BEGIN
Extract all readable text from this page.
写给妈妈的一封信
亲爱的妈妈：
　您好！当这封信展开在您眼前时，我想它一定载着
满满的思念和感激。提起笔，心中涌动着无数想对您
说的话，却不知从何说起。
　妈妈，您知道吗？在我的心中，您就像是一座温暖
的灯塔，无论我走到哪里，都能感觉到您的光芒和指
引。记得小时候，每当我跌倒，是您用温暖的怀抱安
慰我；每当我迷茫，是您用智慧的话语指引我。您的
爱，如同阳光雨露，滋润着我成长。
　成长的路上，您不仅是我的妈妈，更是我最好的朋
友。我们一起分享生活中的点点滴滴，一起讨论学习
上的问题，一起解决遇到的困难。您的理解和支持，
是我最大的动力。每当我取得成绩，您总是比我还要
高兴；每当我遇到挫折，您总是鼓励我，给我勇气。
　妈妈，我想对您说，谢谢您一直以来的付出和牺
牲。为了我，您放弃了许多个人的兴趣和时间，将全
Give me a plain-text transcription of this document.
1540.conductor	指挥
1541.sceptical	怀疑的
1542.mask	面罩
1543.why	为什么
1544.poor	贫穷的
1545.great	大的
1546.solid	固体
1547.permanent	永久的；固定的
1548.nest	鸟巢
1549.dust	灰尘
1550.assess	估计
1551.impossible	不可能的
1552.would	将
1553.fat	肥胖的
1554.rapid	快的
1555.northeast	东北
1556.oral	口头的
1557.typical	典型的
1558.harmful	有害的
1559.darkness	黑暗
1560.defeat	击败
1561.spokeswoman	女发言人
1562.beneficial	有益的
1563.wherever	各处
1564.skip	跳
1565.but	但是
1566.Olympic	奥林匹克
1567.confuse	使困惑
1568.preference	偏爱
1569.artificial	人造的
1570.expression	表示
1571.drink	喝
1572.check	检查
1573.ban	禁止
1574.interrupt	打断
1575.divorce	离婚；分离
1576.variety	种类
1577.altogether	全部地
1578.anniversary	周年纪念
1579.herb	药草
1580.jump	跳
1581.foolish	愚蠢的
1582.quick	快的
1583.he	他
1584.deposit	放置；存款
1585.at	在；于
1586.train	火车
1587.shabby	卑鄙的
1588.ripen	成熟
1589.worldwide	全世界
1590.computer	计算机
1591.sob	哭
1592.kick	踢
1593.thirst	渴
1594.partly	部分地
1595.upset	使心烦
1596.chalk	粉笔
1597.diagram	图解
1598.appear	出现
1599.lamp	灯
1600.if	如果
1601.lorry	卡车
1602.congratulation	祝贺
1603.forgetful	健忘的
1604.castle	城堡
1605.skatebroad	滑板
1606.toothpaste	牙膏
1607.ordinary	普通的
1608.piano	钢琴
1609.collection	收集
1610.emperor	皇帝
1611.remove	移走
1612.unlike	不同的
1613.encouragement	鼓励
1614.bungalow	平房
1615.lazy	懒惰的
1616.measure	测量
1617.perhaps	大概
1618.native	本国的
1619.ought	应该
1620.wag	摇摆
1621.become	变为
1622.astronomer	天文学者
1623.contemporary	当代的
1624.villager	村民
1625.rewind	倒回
END
● **REQUIRED WORK**
Repeat, word for word, every line from the line that contains "Give me a plain-text" to the end of the entries; include both of those lines and no others.

● **SOLUTION TO THE PROBLEM**
Give me a plain-text transcription of this document.
1540.conductor	指挥
1541.sceptical	怀疑的
1542.mask	面罩
1543.why	为什么
1544.poor	贫穷的
1545.great	大的
1546.solid	固体
1547.permanent	永久的；固定的
1548.nest	鸟巢
1549.dust	灰尘
1550.assess	估计
1551.impossible	不可能的
1552.would	将
1553.fat	肥胖的
1554.rapid	快的
1555.northeast	东北
1556.oral	口头的
1557.typical	典型的
1558.harmful	有害的
1559.darkness	黑暗
1560.defeat	击败
1561.spokeswoman	女发言人
1562.beneficial	有益的
1563.wherever	各处
1564.skip	跳
1565.but	但是
1566.Olympic	奥林匹克
1567.confuse	使困惑
1568.preference	偏爱
1569.artificial	人造的
1570.expression	表示
1571.drink	喝
1572.check	检查
1573.ban	禁止
1574.interrupt	打断
1575.divorce	离婚；分离
1576.variety	种类
1577.altogether	全部地
1578.anniversary	周年纪念
1579.herb	药草
1580.jump	跳
1581.foolish	愚蠢的
1582.quick	快的
1583.he	他
1584.deposit	放置；存款
1585.at	在；于
1586.train	火车
1587.shabby	卑鄙的
1588.ripen	成熟
1589.worldwide	全世界
1590.computer	计算机
1591.sob	哭
1592.kick	踢
1593.thirst	渴
1594.partly	部分地
1595.upset	使心烦
1596.chalk	粉笔
1597.diagram	图解
1598.appear	出现
1599.lamp	灯
1600.if	如果
1601.lorry	卡车
1602.congratulation	祝贺
1603.forgetful	健忘的
1604.castle	城堡
1605.skatebroad	滑板
1606.toothpaste	牙膏
1607.ordinary	普通的
1608.piano	钢琴
1609.collection	收集
1610.emperor	皇帝
1611.remove	移走
1612.unlike	不同的
1613.encouragement	鼓励
1614.bungalow	平房
1615.lazy	懒惰的
1616.measure	测量
1617.perhaps	大概
1618.native	本国的
1619.ought	应该
1620.wag	摇摆
1621.become	变为
1622.astronomer	天文学者
1623.contemporary	当代的
1624.villager	村民
1625.rewind	倒回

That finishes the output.